Records for the task:
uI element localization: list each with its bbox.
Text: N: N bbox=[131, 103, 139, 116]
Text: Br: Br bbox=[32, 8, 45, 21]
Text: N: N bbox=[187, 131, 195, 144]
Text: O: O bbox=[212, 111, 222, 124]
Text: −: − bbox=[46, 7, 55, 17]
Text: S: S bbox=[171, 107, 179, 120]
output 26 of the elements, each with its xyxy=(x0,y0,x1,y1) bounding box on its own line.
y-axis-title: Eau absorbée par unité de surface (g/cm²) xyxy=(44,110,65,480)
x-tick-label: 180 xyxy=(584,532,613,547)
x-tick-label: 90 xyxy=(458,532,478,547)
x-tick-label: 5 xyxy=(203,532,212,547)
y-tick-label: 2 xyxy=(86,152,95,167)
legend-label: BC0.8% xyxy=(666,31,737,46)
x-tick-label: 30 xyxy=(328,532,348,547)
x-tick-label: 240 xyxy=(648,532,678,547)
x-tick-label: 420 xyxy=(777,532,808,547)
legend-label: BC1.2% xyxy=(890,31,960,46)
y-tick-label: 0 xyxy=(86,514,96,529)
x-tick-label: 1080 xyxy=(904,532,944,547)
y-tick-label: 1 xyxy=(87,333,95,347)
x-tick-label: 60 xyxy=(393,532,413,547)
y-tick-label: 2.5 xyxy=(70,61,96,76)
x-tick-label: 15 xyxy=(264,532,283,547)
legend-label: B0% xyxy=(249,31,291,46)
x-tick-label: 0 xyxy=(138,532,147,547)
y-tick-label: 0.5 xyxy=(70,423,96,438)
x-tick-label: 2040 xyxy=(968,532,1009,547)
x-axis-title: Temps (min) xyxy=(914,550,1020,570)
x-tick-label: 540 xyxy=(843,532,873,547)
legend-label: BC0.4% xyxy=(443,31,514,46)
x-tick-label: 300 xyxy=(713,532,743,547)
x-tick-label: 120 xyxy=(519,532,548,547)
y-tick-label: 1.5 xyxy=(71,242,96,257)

Goal of the exercise: Which lines in the records above contain the string "axis"? Pull out each of them in full.

Expected answer:
y-axis-title: Eau absorbée par unité de surface (g/cm²) xyxy=(44,110,65,480)
x-axis-title: Temps (min) xyxy=(914,550,1020,570)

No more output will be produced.